TASK DIRECTIONS:
Look over the lines below. Report each one that includes the string "Coniferous".

+++ PROVIDED RECORDS +++

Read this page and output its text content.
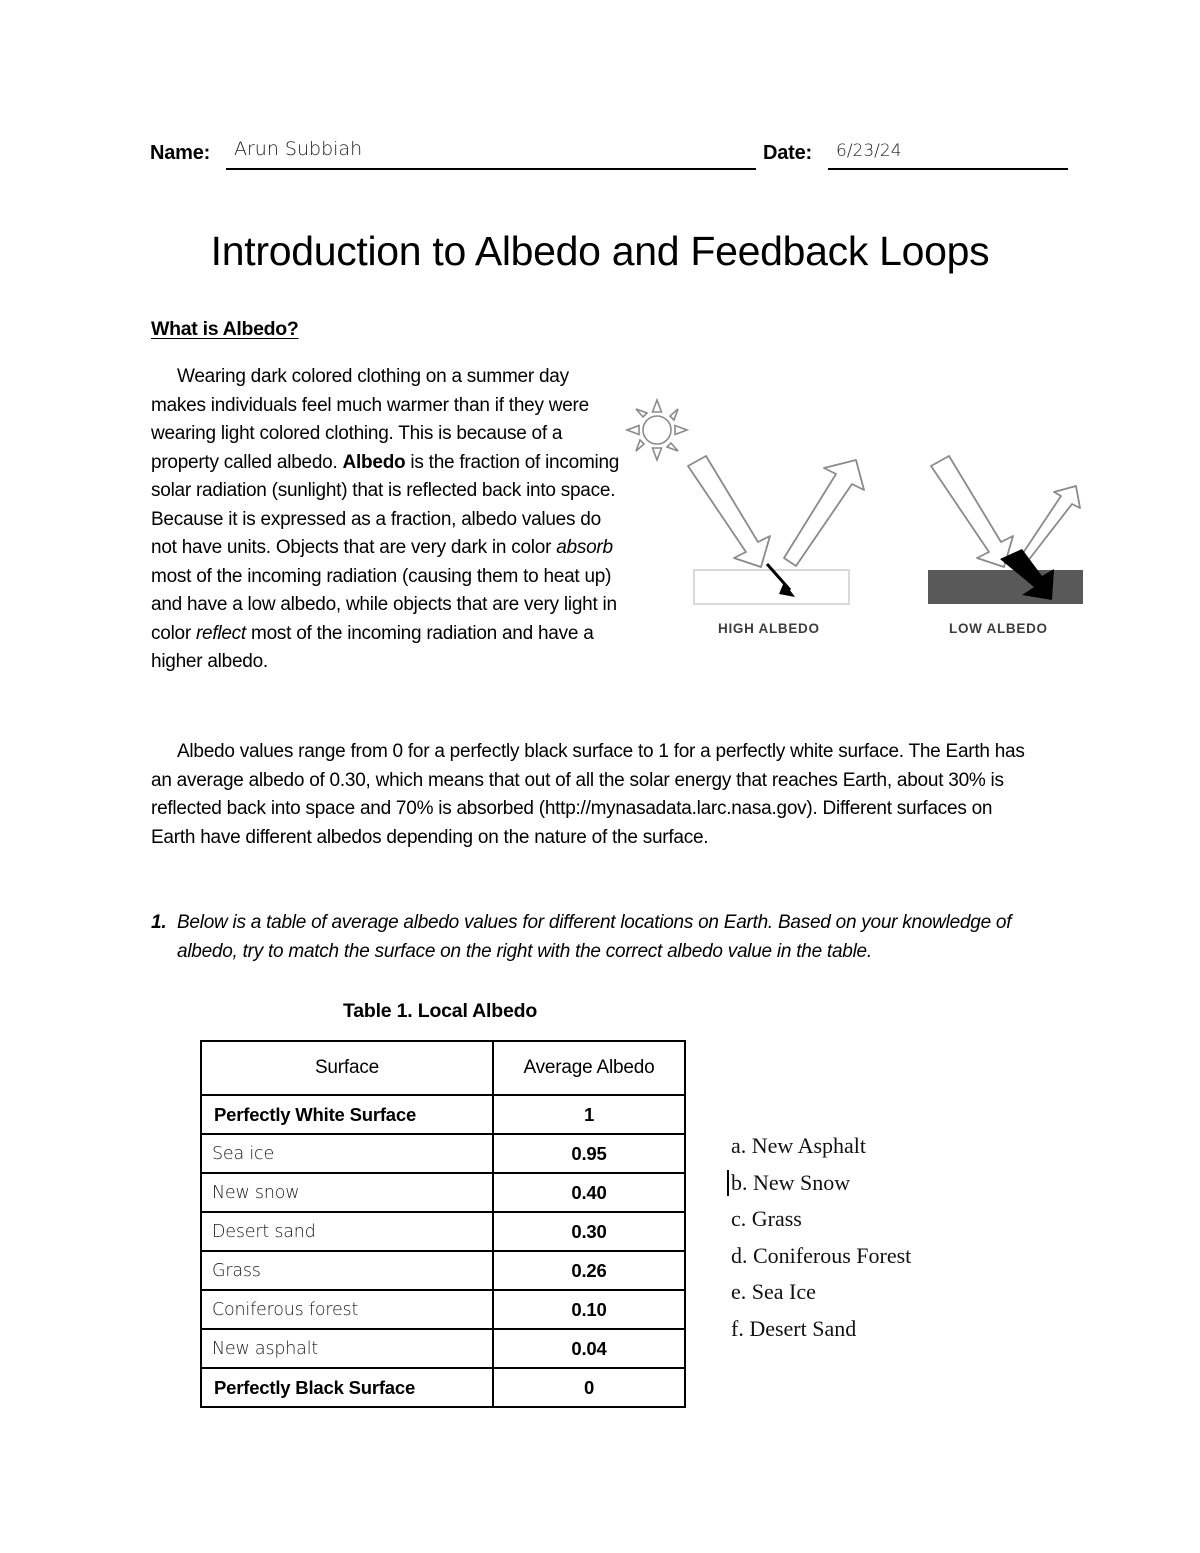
Name: Arun Subbiah	Date: 6/23/24
Introduction to Albedo and Feedback Loops
What is Albedo?
Wearing dark colored clothing on a summer day makes individuals feel much warmer than if they were wearing light colored clothing. This is because of a property called albedo. Albedo is the fraction of incoming solar radiation (sunlight) that is reflected back into space. Because it is expressed as a fraction, albedo values do not have units. Objects that are very dark in color absorb most of the incoming radiation (causing them to heat up) and have a low albedo, while objects that are very light in color reflect most of the incoming radiation and have a higher albedo.
HIGH ALBEDO	LOW ALBEDO
Albedo values range from 0 for a perfectly black surface to 1 for a perfectly white surface. The Earth has an average albedo of 0.30, which means that out of all the solar energy that reaches Earth, about 30% is reflected back into space and 70% is absorbed (http://mynasadata.larc.nasa.gov). Different surfaces on Earth have different albedos depending on the nature of the surface.
1. Below is a table of average albedo values for different locations on Earth. Based on your knowledge of albedo, try to match the surface on the right with the correct albedo value in the table.
Table 1. Local Albedo
Surface	Average Albedo
Perfectly White Surface	1
Sea ice	0.95
New snow	0.40
Desert sand	0.30
Grass	0.26
Coniferous forest	0.10
New asphalt	0.04
Perfectly Black Surface	0
a. New Asphalt
b. New Snow
c. Grass
d. Coniferous Forest
e. Sea Ice
f. Desert Sand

+++

OUTPUT FOR THIS TASK:
Coniferous forest	0.10
d. Coniferous Forest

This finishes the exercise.